■ **Task to complete**: Leave the pictures out and print every record below exactly as it stands.

═══

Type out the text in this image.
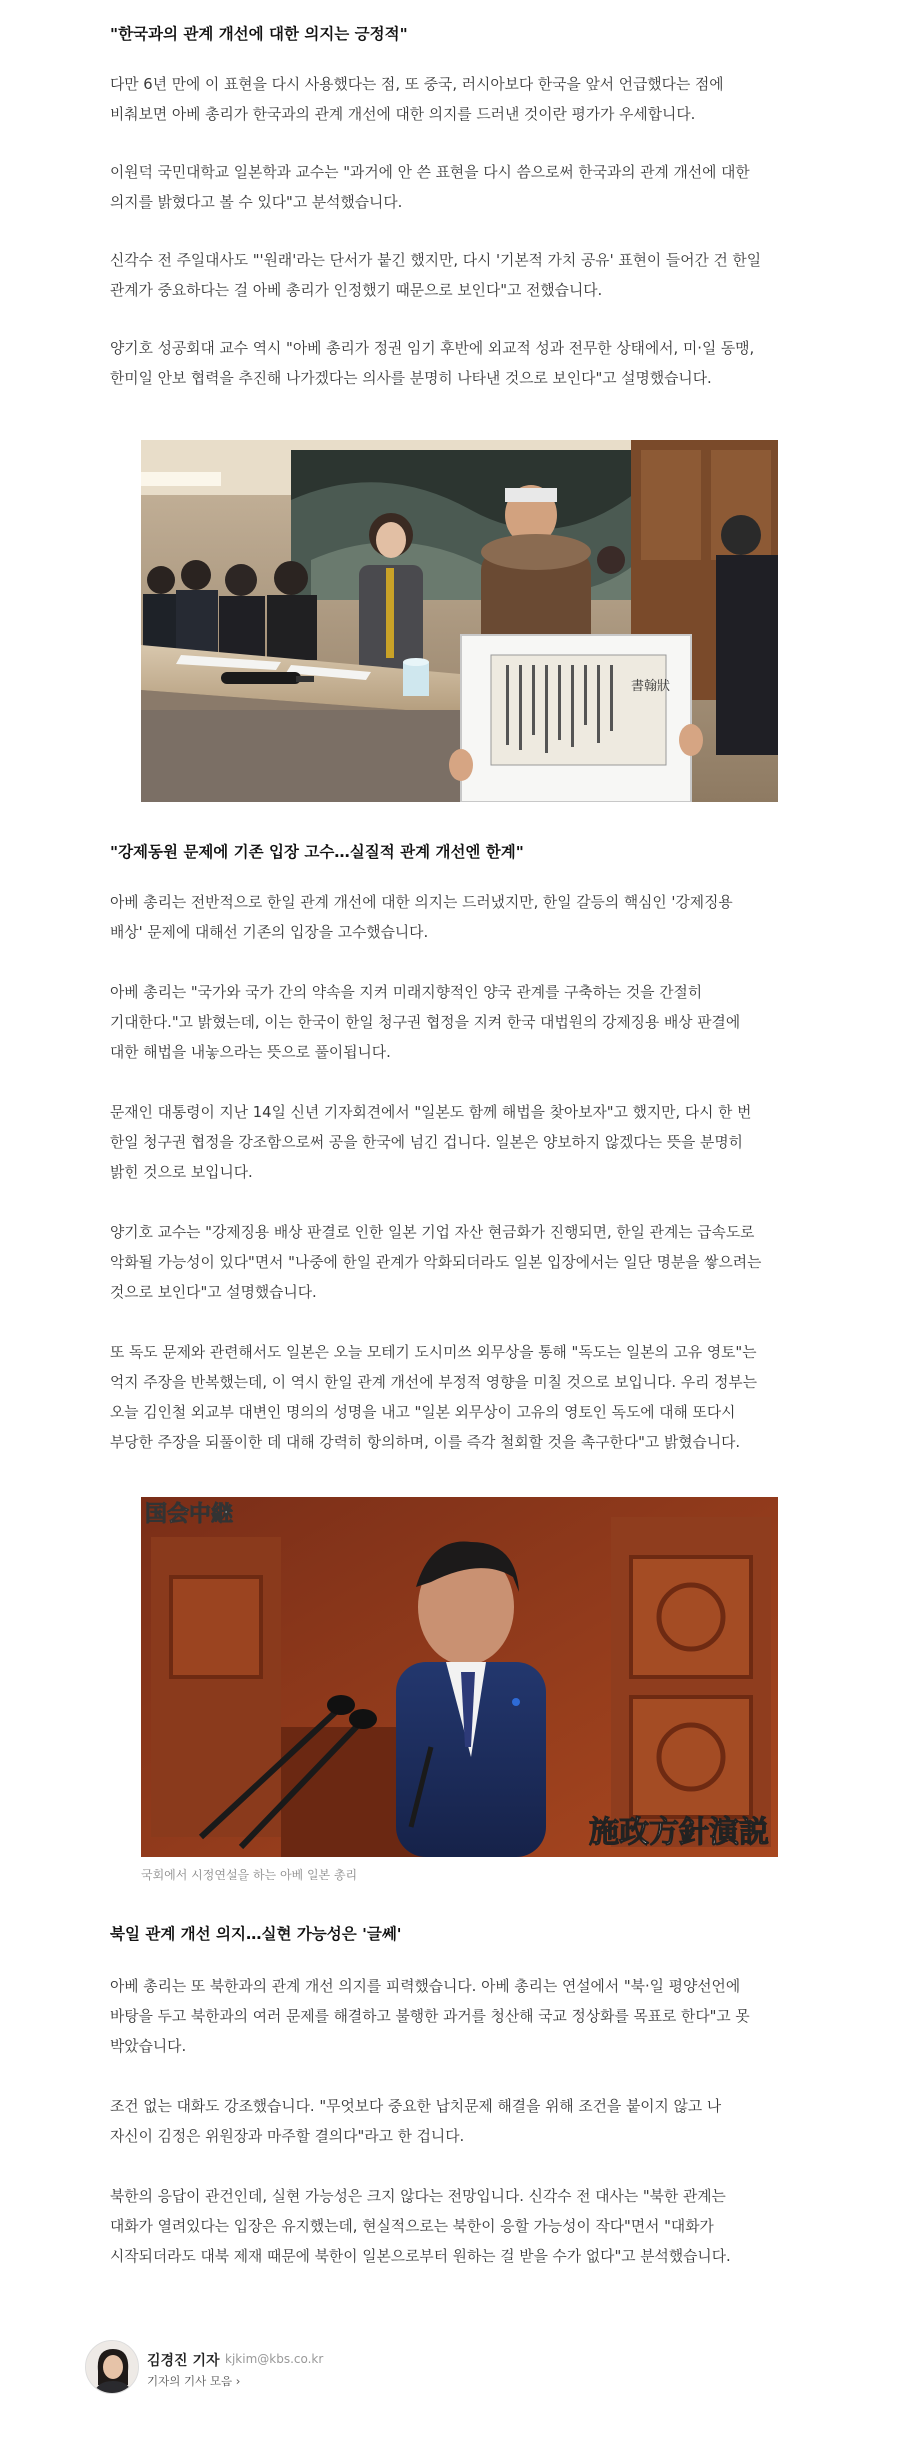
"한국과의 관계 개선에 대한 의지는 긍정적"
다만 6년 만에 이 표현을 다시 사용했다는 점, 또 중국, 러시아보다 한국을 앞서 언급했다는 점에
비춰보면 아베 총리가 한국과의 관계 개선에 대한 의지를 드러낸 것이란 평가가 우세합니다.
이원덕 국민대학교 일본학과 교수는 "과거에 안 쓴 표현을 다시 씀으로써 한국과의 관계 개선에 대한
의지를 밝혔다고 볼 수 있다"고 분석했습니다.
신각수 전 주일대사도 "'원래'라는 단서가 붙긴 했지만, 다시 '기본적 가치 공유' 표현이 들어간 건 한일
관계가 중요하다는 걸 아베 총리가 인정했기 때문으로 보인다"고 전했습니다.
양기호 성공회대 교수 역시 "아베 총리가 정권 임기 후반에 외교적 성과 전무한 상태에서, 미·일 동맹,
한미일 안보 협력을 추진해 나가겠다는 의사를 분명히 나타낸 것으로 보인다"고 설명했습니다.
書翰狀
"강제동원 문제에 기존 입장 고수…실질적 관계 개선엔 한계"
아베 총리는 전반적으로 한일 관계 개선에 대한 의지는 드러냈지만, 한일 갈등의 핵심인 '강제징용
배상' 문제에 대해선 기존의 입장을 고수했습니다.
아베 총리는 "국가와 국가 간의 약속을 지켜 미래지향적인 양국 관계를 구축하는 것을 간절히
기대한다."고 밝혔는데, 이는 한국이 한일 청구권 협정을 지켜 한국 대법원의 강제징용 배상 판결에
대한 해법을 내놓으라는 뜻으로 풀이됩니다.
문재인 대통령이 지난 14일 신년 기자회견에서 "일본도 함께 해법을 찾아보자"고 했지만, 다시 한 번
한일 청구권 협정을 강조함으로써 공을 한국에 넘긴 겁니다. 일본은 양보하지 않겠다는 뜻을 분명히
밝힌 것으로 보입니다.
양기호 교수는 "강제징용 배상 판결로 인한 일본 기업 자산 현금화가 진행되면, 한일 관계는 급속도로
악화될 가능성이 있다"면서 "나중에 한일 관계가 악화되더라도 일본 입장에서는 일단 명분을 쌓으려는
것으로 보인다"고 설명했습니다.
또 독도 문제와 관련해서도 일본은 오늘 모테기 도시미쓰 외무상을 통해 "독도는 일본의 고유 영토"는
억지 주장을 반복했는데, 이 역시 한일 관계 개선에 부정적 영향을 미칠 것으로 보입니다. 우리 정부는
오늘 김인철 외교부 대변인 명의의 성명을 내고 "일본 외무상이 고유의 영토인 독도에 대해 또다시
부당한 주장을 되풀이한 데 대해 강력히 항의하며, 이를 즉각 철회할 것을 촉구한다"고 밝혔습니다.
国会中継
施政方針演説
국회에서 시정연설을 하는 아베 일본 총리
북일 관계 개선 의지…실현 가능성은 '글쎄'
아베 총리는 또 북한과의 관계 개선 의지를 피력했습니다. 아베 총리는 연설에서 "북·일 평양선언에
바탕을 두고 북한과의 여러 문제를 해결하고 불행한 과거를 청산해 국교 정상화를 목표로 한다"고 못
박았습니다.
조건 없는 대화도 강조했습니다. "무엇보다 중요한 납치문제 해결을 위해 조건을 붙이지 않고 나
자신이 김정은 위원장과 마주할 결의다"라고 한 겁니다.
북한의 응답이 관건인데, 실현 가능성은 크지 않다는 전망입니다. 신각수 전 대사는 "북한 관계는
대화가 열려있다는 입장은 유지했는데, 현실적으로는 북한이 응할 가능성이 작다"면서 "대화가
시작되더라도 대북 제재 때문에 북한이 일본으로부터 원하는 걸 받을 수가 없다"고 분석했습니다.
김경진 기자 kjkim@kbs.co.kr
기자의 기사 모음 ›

═══

■ **The response**:
Type out the text in this image.
"한국과의 관계 개선에 대한 의지는 긍정적"
다만 6년 만에 이 표현을 다시 사용했다는 점, 또 중국, 러시아보다 한국을 앞서 언급했다는 점에
비춰보면 아베 총리가 한국과의 관계 개선에 대한 의지를 드러낸 것이란 평가가 우세합니다.
이원덕 국민대학교 일본학과 교수는 "과거에 안 쓴 표현을 다시 씀으로써 한국과의 관계 개선에 대한
의지를 밝혔다고 볼 수 있다"고 분석했습니다.
신각수 전 주일대사도 "'원래'라는 단서가 붙긴 했지만, 다시 '기본적 가치 공유' 표현이 들어간 건 한일
관계가 중요하다는 걸 아베 총리가 인정했기 때문으로 보인다"고 전했습니다.
양기호 성공회대 교수 역시 "아베 총리가 정권 임기 후반에 외교적 성과 전무한 상태에서, 미·일 동맹,
한미일 안보 협력을 추진해 나가겠다는 의사를 분명히 나타낸 것으로 보인다"고 설명했습니다.
書翰狀
"강제동원 문제에 기존 입장 고수…실질적 관계 개선엔 한계"
아베 총리는 전반적으로 한일 관계 개선에 대한 의지는 드러냈지만, 한일 갈등의 핵심인 '강제징용
배상' 문제에 대해선 기존의 입장을 고수했습니다.
아베 총리는 "국가와 국가 간의 약속을 지켜 미래지향적인 양국 관계를 구축하는 것을 간절히
기대한다."고 밝혔는데, 이는 한국이 한일 청구권 협정을 지켜 한국 대법원의 강제징용 배상 판결에
대한 해법을 내놓으라는 뜻으로 풀이됩니다.
문재인 대통령이 지난 14일 신년 기자회견에서 "일본도 함께 해법을 찾아보자"고 했지만, 다시 한 번
한일 청구권 협정을 강조함으로써 공을 한국에 넘긴 겁니다. 일본은 양보하지 않겠다는 뜻을 분명히
밝힌 것으로 보입니다.
양기호 교수는 "강제징용 배상 판결로 인한 일본 기업 자산 현금화가 진행되면, 한일 관계는 급속도로
악화될 가능성이 있다"면서 "나중에 한일 관계가 악화되더라도 일본 입장에서는 일단 명분을 쌓으려는
것으로 보인다"고 설명했습니다.
또 독도 문제와 관련해서도 일본은 오늘 모테기 도시미쓰 외무상을 통해 "독도는 일본의 고유 영토"는
억지 주장을 반복했는데, 이 역시 한일 관계 개선에 부정적 영향을 미칠 것으로 보입니다. 우리 정부는
오늘 김인철 외교부 대변인 명의의 성명을 내고 "일본 외무상이 고유의 영토인 독도에 대해 또다시
부당한 주장을 되풀이한 데 대해 강력히 항의하며, 이를 즉각 철회할 것을 촉구한다"고 밝혔습니다.
国会中継
施政方針演説
국회에서 시정연설을 하는 아베 일본 총리
북일 관계 개선 의지…실현 가능성은 '글쎄'
아베 총리는 또 북한과의 관계 개선 의지를 피력했습니다. 아베 총리는 연설에서 "북·일 평양선언에
바탕을 두고 북한과의 여러 문제를 해결하고 불행한 과거를 청산해 국교 정상화를 목표로 한다"고 못
박았습니다.
조건 없는 대화도 강조했습니다. "무엇보다 중요한 납치문제 해결을 위해 조건을 붙이지 않고 나
자신이 김정은 위원장과 마주할 결의다"라고 한 겁니다.
북한의 응답이 관건인데, 실현 가능성은 크지 않다는 전망입니다. 신각수 전 대사는 "북한 관계는
대화가 열려있다는 입장은 유지했는데, 현실적으로는 북한이 응할 가능성이 작다"면서 "대화가
시작되더라도 대북 제재 때문에 북한이 일본으로부터 원하는 걸 받을 수가 없다"고 분석했습니다.
김경진 기자 kjkim@kbs.co.kr
기자의 기사 모음 ›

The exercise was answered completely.